#### EXERCISE OBJECTIVE
Look through the material below. Copy each line that contains the string "rain".

#### RAW DATA
— START —
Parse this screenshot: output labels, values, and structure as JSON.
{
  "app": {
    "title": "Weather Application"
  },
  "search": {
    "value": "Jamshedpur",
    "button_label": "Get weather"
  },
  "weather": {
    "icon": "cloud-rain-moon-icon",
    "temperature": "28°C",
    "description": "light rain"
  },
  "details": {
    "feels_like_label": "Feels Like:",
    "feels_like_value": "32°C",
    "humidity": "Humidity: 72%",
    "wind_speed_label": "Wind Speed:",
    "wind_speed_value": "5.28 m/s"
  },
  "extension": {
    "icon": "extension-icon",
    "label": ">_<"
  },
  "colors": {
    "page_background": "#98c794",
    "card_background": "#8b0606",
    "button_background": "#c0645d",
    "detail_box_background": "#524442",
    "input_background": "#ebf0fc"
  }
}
— END —
— START —
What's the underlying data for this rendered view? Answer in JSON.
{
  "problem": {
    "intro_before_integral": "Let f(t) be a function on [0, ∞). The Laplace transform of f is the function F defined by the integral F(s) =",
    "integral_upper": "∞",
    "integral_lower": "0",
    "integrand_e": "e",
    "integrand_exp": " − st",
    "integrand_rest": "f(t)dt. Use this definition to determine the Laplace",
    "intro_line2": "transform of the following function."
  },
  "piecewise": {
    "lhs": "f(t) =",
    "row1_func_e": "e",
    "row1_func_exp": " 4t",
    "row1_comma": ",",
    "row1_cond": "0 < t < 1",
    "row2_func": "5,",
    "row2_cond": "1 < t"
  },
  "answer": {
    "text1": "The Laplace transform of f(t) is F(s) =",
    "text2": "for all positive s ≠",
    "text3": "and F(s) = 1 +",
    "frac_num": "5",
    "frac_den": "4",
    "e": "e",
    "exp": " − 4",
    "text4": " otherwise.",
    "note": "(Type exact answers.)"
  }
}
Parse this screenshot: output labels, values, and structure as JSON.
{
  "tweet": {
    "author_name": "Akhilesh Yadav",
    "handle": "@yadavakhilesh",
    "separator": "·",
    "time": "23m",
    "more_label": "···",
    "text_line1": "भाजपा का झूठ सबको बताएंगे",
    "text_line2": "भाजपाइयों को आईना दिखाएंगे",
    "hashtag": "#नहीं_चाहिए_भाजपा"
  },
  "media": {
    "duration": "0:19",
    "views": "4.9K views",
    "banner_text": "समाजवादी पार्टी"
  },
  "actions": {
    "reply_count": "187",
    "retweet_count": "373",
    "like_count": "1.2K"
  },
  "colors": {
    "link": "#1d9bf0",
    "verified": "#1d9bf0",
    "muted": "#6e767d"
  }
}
— END —
#### TASK RESPONSE
    "icon": "cloud-rain-moon-icon",
    "description": "light rain"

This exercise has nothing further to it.